## TO DO
Find every line with the word "Personal". Copy those lines.

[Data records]
--------------------------------

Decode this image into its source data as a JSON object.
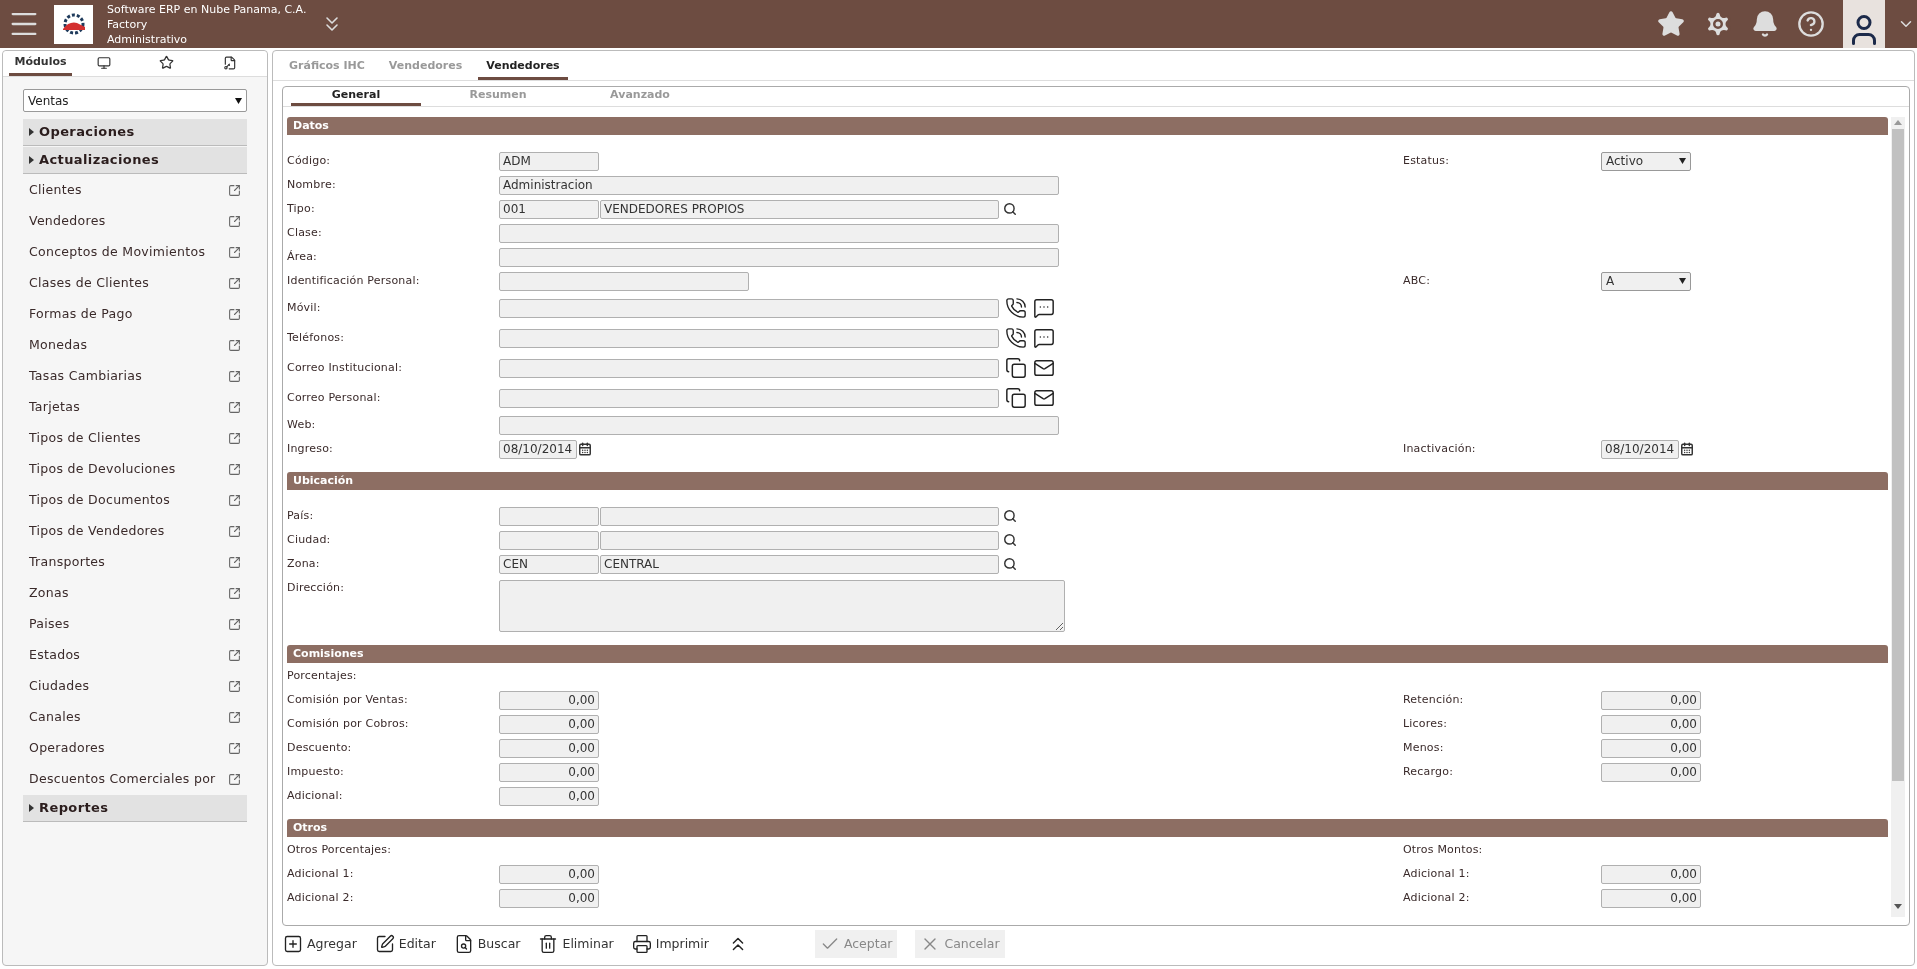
{
  "header": {
    "company": "Software ERP en Nube Panama, C.A.",
    "app": "Factory",
    "role": "Administrativo"
  },
  "sidebar": {
    "tabs": [
      {
        "kind": "text",
        "label": "Módulos",
        "selected": true
      },
      {
        "kind": "monitor",
        "selected": false
      },
      {
        "kind": "star",
        "selected": false
      },
      {
        "kind": "key",
        "selected": false
      }
    ],
    "module_select": "Ventas",
    "groups": [
      {
        "label": "Operaciones"
      },
      {
        "label": "Actualizaciones",
        "items": [
          "Clientes",
          "Vendedores",
          "Conceptos de Movimientos",
          "Clases de Clientes",
          "Formas de Pago",
          "Monedas",
          "Tasas Cambiarias",
          "Tarjetas",
          "Tipos de Clientes",
          "Tipos de Devoluciones",
          "Tipos de Documentos",
          "Tipos de Vendedores",
          "Transportes",
          "Zonas",
          "Paises",
          "Estados",
          "Ciudades",
          "Canales",
          "Operadores",
          "Descuentos Comerciales por"
        ]
      },
      {
        "label": "Reportes"
      }
    ]
  },
  "tabs": [
    {
      "label": "Gráficos IHC",
      "selected": false
    },
    {
      "label": "Vendedores",
      "selected": false
    },
    {
      "label": "Vendedores",
      "selected": true
    }
  ],
  "subtabs": [
    {
      "label": "General",
      "selected": true
    },
    {
      "label": "Resumen",
      "selected": false
    },
    {
      "label": "Avanzado",
      "selected": false
    }
  ],
  "sections": [
    {
      "title": "Datos",
      "rows": [
        {
          "left": {
            "kind": "code",
            "label": "Código:",
            "values": [
              "ADM"
            ]
          },
          "right": {
            "kind": "select",
            "label": "Estatus:",
            "value": "Activo"
          }
        },
        {
          "left": {
            "kind": "text",
            "label": "Nombre:",
            "values": [
              "Administracion"
            ]
          }
        },
        {
          "left": {
            "kind": "lookup",
            "label": "Tipo:",
            "values": [
              "001",
              "VENDEDORES PROPIOS"
            ]
          }
        },
        {
          "left": {
            "kind": "text",
            "label": "Clase:"
          }
        },
        {
          "left": {
            "kind": "text",
            "label": "Área:"
          }
        },
        {
          "left": {
            "kind": "id",
            "label": "Identificación Personal:"
          },
          "right": {
            "kind": "select",
            "label": "ABC:",
            "value": "A"
          }
        },
        {
          "left": {
            "kind": "phone",
            "label": "Móvil:"
          }
        },
        {
          "left": {
            "kind": "phone",
            "label": "Teléfonos:"
          }
        },
        {
          "left": {
            "kind": "email",
            "label": "Correo Institucional:"
          }
        },
        {
          "left": {
            "kind": "email",
            "label": "Correo Personal:"
          }
        },
        {
          "left": {
            "kind": "text",
            "label": "Web:"
          }
        },
        {
          "left": {
            "kind": "date",
            "label": "Ingreso:",
            "values": [
              "08/10/2014"
            ]
          },
          "right": {
            "kind": "date",
            "label": "Inactivación:",
            "values": [
              "08/10/2014"
            ]
          }
        }
      ]
    },
    {
      "title": "Ubicación",
      "rows": [
        {
          "left": {
            "kind": "lookup",
            "label": "País:"
          }
        },
        {
          "left": {
            "kind": "lookup",
            "label": "Ciudad:"
          }
        },
        {
          "left": {
            "kind": "lookup",
            "label": "Zona:",
            "values": [
              "CEN",
              "CENTRAL"
            ]
          }
        },
        {
          "left": {
            "kind": "textarea",
            "label": "Dirección:"
          }
        }
      ]
    },
    {
      "title": "Comisiones",
      "rows": [
        {
          "left": {
            "kind": "heading",
            "label": "Porcentajes:"
          }
        },
        {
          "left": {
            "kind": "number",
            "label": "Comisión por Ventas:",
            "values": [
              "0,00"
            ]
          },
          "right": {
            "kind": "number",
            "label": "Retención:",
            "values": [
              "0,00"
            ]
          }
        },
        {
          "left": {
            "kind": "number",
            "label": "Comisión por Cobros:",
            "values": [
              "0,00"
            ]
          },
          "right": {
            "kind": "number",
            "label": "Licores:",
            "values": [
              "0,00"
            ]
          }
        },
        {
          "left": {
            "kind": "number",
            "label": "Descuento:",
            "values": [
              "0,00"
            ]
          },
          "right": {
            "kind": "number",
            "label": "Menos:",
            "values": [
              "0,00"
            ]
          }
        },
        {
          "left": {
            "kind": "number",
            "label": "Impuesto:",
            "values": [
              "0,00"
            ]
          },
          "right": {
            "kind": "number",
            "label": "Recargo:",
            "values": [
              "0,00"
            ]
          }
        },
        {
          "left": {
            "kind": "number",
            "label": "Adicional:",
            "values": [
              "0,00"
            ]
          }
        }
      ]
    },
    {
      "title": "Otros",
      "rows": [
        {
          "left": {
            "kind": "heading",
            "label": "Otros Porcentajes:"
          },
          "right": {
            "kind": "heading",
            "label": "Otros Montos:"
          }
        },
        {
          "left": {
            "kind": "number",
            "label": "Adicional 1:",
            "values": [
              "0,00"
            ]
          },
          "right": {
            "kind": "number",
            "label": "Adicional 1:",
            "values": [
              "0,00"
            ]
          }
        },
        {
          "left": {
            "kind": "number",
            "label": "Adicional 2:",
            "values": [
              "0,00"
            ]
          },
          "right": {
            "kind": "number",
            "label": "Adicional 2:",
            "values": [
              "0,00"
            ]
          }
        }
      ]
    }
  ],
  "toolbar": [
    {
      "kind": "add",
      "label": "Agregar",
      "disabled": false
    },
    {
      "kind": "edit",
      "label": "Editar",
      "disabled": false
    },
    {
      "kind": "search",
      "label": "Buscar",
      "disabled": false
    },
    {
      "kind": "delete",
      "label": "Eliminar",
      "disabled": false
    },
    {
      "kind": "print",
      "label": "Imprimir",
      "disabled": false
    },
    {
      "kind": "collapse",
      "disabled": false
    },
    {
      "kind": "accept",
      "label": "Aceptar",
      "disabled": true
    },
    {
      "kind": "cancel",
      "label": "Cancelar",
      "disabled": true
    }
  ]
}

--------------------------------

## TASK RESPONSE
            "label": "Identificación Personal:"
            "label": "Correo Personal:"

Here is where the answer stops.